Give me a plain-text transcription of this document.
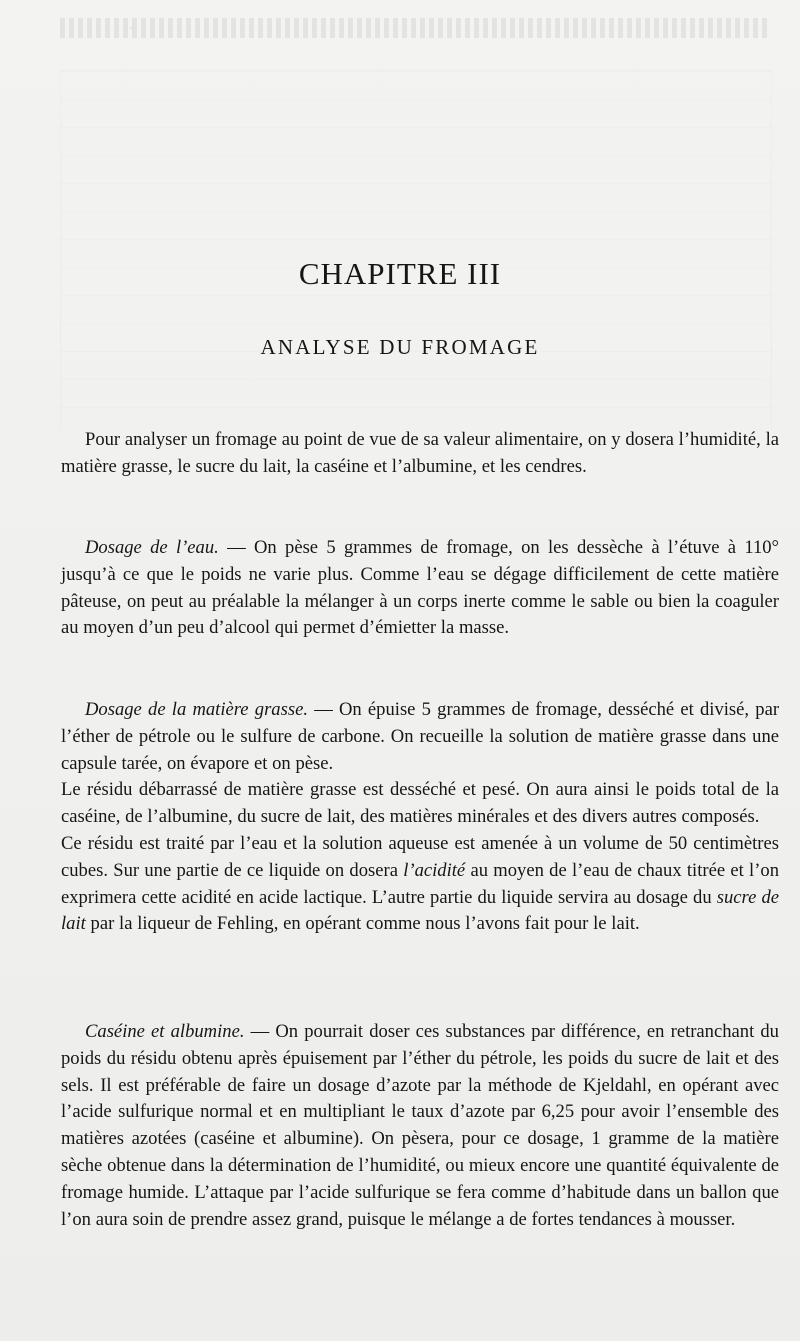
CHAPITRE III
ANALYSE DU FROMAGE
Pour analyser un fromage au point de vue de sa valeur alimentaire, on y dosera l’humidité, la matière grasse, le sucre du lait, la caséine et l’albumine, et les cendres.
Dosage de l’eau. — On pèse 5 grammes de fromage, on les dessèche à l’étuve à 110° jusqu’à ce que le poids ne varie plus. Comme l’eau se dégage difficilement de cette matière pâteuse, on peut au préalable la mélanger à un corps inerte comme le sable ou bien la coaguler au moyen d’un peu d’alcool qui permet d’émietter la masse.
Dosage de la matière grasse. — On épuise 5 grammes de fromage, desséché et divisé, par l’éther de pétrole ou le sulfure de carbone. On recueille la solution de matière grasse dans une capsule tarée, on évapore et on pèse.
Le résidu débarrassé de matière grasse est desséché et pesé. On aura ainsi le poids total de la caséine, de l’albumine, du sucre de lait, des matières minérales et des divers autres composés.
Ce résidu est traité par l’eau et la solution aqueuse est amenée à un volume de 50 centimètres cubes. Sur une partie de ce liquide on dosera l’acidité au moyen de l’eau de chaux titrée et l’on exprimera cette acidité en acide lactique. L’autre partie du liquide servira au dosage du sucre de lait par la liqueur de Fehling, en opérant comme nous l’avons fait pour le lait.
Caséine et albumine. — On pourrait doser ces substances par différence, en retranchant du poids du résidu obtenu après épuisement par l’éther du pétrole, les poids du sucre de lait et des sels. Il est préférable de faire un dosage d’azote par la méthode de Kjeldahl, en opérant avec l’acide sulfurique normal et en multipliant le taux d’azote par 6,25 pour avoir l’ensemble des matières azotées (caséine et albumine). On pèsera, pour ce dosage, 1 gramme de la matière sèche obtenue dans la détermination de l’humidité, ou mieux encore une quantité équivalente de fromage humide. L’attaque par l’acide sulfurique se fera comme d’habitude dans un ballon que l’on aura soin de prendre assez grand, puisque le mélange a de fortes tendances à mousser.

**Work to complete**
Output nothing but the number of lines in the data containing the string "humidité".

**Task solution**
2